Data entries:
— Begin —

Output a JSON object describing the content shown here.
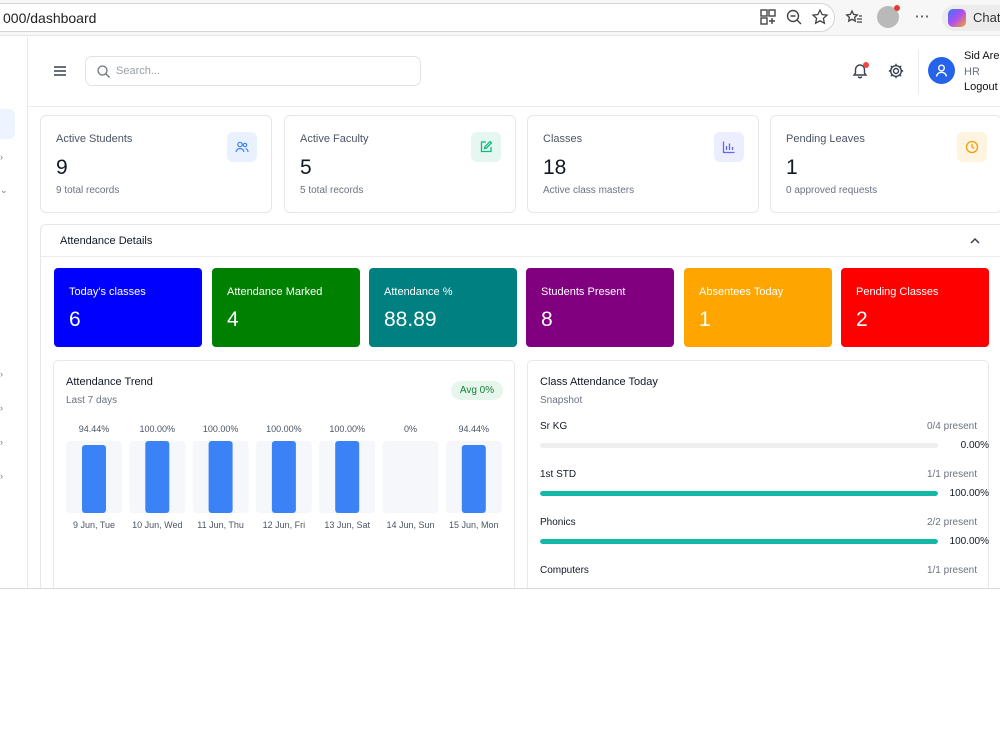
{
  "browser": {
    "url": "000/dashboard",
    "chat_label": "Chat"
  },
  "header": {
    "search_placeholder": "Search...",
    "user": {
      "name": "Sid Arek",
      "role": "HR",
      "logout": "Logout"
    }
  },
  "stat_cards": [
    {
      "title": "Active Students",
      "value": "9",
      "sub": "9 total records",
      "icon": "users-icon",
      "icon_color": "#3b82f6",
      "icon_bg": "#eaf1fe"
    },
    {
      "title": "Active Faculty",
      "value": "5",
      "sub": "5 total records",
      "icon": "edit-square-icon",
      "icon_color": "#10b981",
      "icon_bg": "#e6f7f1"
    },
    {
      "title": "Classes",
      "value": "18",
      "sub": "Active class masters",
      "icon": "bar-chart-icon",
      "icon_color": "#6366f1",
      "icon_bg": "#eceefe"
    },
    {
      "title": "Pending Leaves",
      "value": "1",
      "sub": "0 approved requests",
      "icon": "clock-icon",
      "icon_color": "#f59e0b",
      "icon_bg": "#fff4e0"
    }
  ],
  "attendance": {
    "title": "Attendance Details",
    "cards": [
      {
        "label": "Today's classes",
        "value": "6",
        "color": "#0000ff"
      },
      {
        "label": "Attendance Marked",
        "value": "4",
        "color": "#008000"
      },
      {
        "label": "Attendance %",
        "value": "88.89",
        "color": "#008080"
      },
      {
        "label": "Students Present",
        "value": "8",
        "color": "#800080"
      },
      {
        "label": "Absentees Today",
        "value": "1",
        "color": "#ffa500"
      },
      {
        "label": "Pending Classes",
        "value": "2",
        "color": "#ff0000"
      }
    ]
  },
  "trend": {
    "title": "Attendance Trend",
    "subtitle": "Last 7 days",
    "badge": "Avg 0%"
  },
  "chart_data": {
    "type": "bar",
    "title": "Attendance Trend",
    "subtitle": "Last 7 days",
    "categories": [
      "9 Jun, Tue",
      "10 Jun, Wed",
      "11 Jun, Thu",
      "12 Jun, Fri",
      "13 Jun, Sat",
      "14 Jun, Sun",
      "15 Jun, Mon"
    ],
    "values": [
      94.44,
      100,
      100,
      100,
      100,
      0,
      94.44
    ],
    "value_labels": [
      "94.44%",
      "100.00%",
      "100.00%",
      "100.00%",
      "100.00%",
      "0%",
      "94.44%"
    ],
    "ylim": [
      0,
      100
    ],
    "bar_color": "#3b82f6",
    "track_color": "#f5f7fa",
    "grid": false,
    "legend": false
  },
  "class_attendance": {
    "title": "Class Attendance Today",
    "subtitle": "Snapshot",
    "rows": [
      {
        "name": "Sr KG",
        "present": "0/4 present",
        "pct_label": "0.00%",
        "fraction": 0
      },
      {
        "name": "1st STD",
        "present": "1/1 present",
        "pct_label": "100.00%",
        "fraction": 1
      },
      {
        "name": "Phonics",
        "present": "2/2 present",
        "pct_label": "100.00%",
        "fraction": 1
      },
      {
        "name": "Computers",
        "present": "1/1 present",
        "pct_label": "",
        "fraction": 1
      }
    ]
  }
}
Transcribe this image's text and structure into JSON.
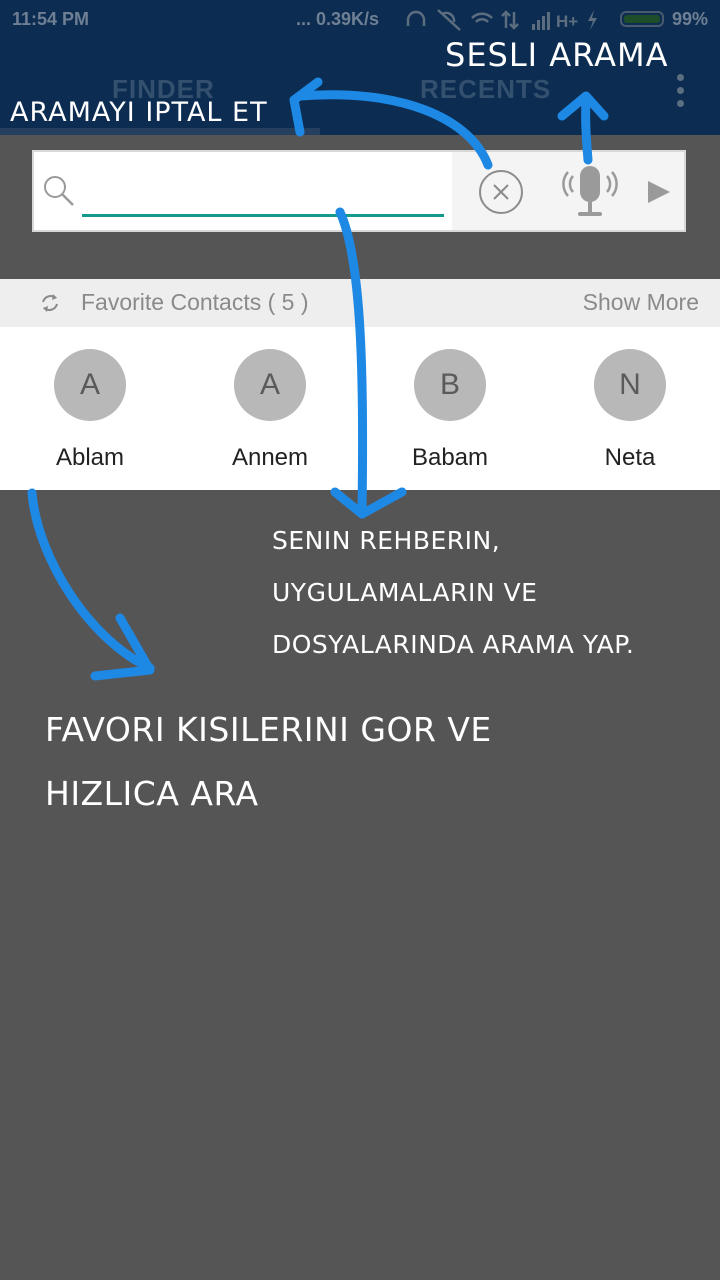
{
  "status_bar": {
    "time": "11:54 PM",
    "network_speed": "... 0.39K/s",
    "battery_percent": "99%",
    "battery_level": 0.99
  },
  "tabs": [
    {
      "label": "FINDER",
      "selected": true
    },
    {
      "label": "RECENTS",
      "selected": false
    }
  ],
  "search": {
    "value": "",
    "placeholder": ""
  },
  "favorites": {
    "title": "Favorite Contacts ( 5 )",
    "show_more": "Show More",
    "contacts": [
      {
        "initial": "A",
        "name": "Ablam"
      },
      {
        "initial": "A",
        "name": "Annem"
      },
      {
        "initial": "B",
        "name": "Babam"
      },
      {
        "initial": "N",
        "name": "Neta"
      }
    ]
  },
  "annotations": {
    "voice_search": "SESLI ARAMA",
    "cancel_search": "ARAMAYI IPTAL ET",
    "search_help": [
      "SENIN REHBERIN,",
      "UYGULAMALARIN VE",
      "DOSYALARINDA ARAMA YAP."
    ],
    "favorites_help": [
      "FAVORI KISILERINI GOR VE",
      "HIZLICA ARA"
    ]
  },
  "colors": {
    "app_bar": "#0c2d51",
    "accent": "#14998d",
    "annotation_arrow": "#1e88e5",
    "background_dim": "#555555"
  },
  "icons": [
    "search-icon",
    "clear-icon",
    "mic-icon",
    "play-icon",
    "refresh-icon",
    "overflow-menu-icon"
  ]
}
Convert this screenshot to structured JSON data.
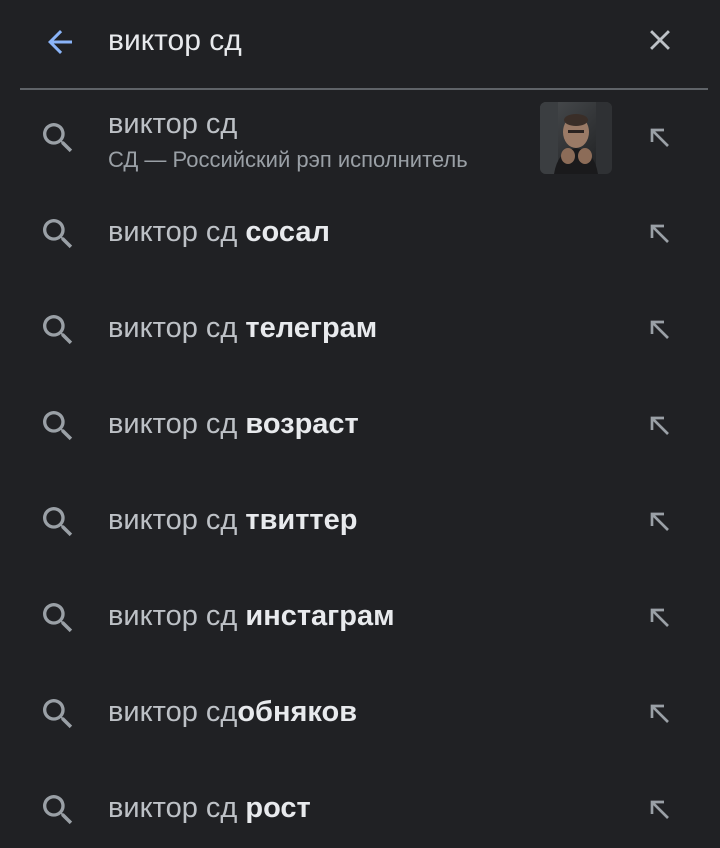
{
  "search": {
    "query": "виктор сд",
    "back_icon": "arrow-left-icon",
    "clear_icon": "close-icon",
    "accent": "#8ab4f8"
  },
  "suggestions": [
    {
      "prefix": "виктор сд",
      "suffix": "",
      "subtitle": "СД — Российский рэп исполнитель",
      "has_thumbnail": true
    },
    {
      "prefix": "виктор сд ",
      "suffix": "сосал"
    },
    {
      "prefix": "виктор сд ",
      "suffix": "телеграм"
    },
    {
      "prefix": "виктор сд ",
      "suffix": "возраст"
    },
    {
      "prefix": "виктор сд ",
      "suffix": "твиттер"
    },
    {
      "prefix": "виктор сд ",
      "suffix": "инстаграм"
    },
    {
      "prefix": "виктор сд",
      "suffix": "обняков"
    },
    {
      "prefix": "виктор сд ",
      "suffix": "рост"
    }
  ]
}
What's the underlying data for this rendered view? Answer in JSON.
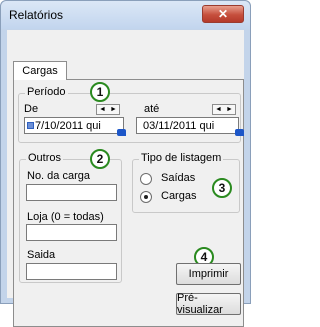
{
  "window": {
    "title": "Relatórios",
    "close_symbol": "✕"
  },
  "tabs": [
    {
      "label": "Cargas",
      "selected": true
    }
  ],
  "periodo": {
    "label": "Período",
    "from_label": "De",
    "to_label": "até",
    "from_value": "7/10/2011 qui",
    "to_value": "03/11/2011 qui",
    "spin_left": "◄",
    "spin_right": "►"
  },
  "outros": {
    "label": "Outros",
    "carga_label": "No. da carga",
    "carga_value": "",
    "loja_label": "Loja (0 = todas)",
    "loja_value": "",
    "saida_label": "Saida",
    "saida_value": ""
  },
  "tipo_listagem": {
    "label": "Tipo de listagem",
    "options": [
      {
        "label": "Saídas",
        "selected": false
      },
      {
        "label": "Cargas",
        "selected": true
      }
    ]
  },
  "buttons": {
    "imprimir": "Imprimir",
    "pre_visualizar": "Pré-visualizar"
  },
  "badges": [
    "1",
    "2",
    "3",
    "4"
  ],
  "colors": {
    "badge_border": "#2a8a1f",
    "title_bar": "#c2d5ee",
    "close_button": "#c64f3d"
  }
}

— End —

EXERCISE DESCRIPTION. Make a copy of each line that contains the string "false".

WRITTEN RESPONSE.
    "grid": false,
    "legend": false
      "selected": false
        "selected": false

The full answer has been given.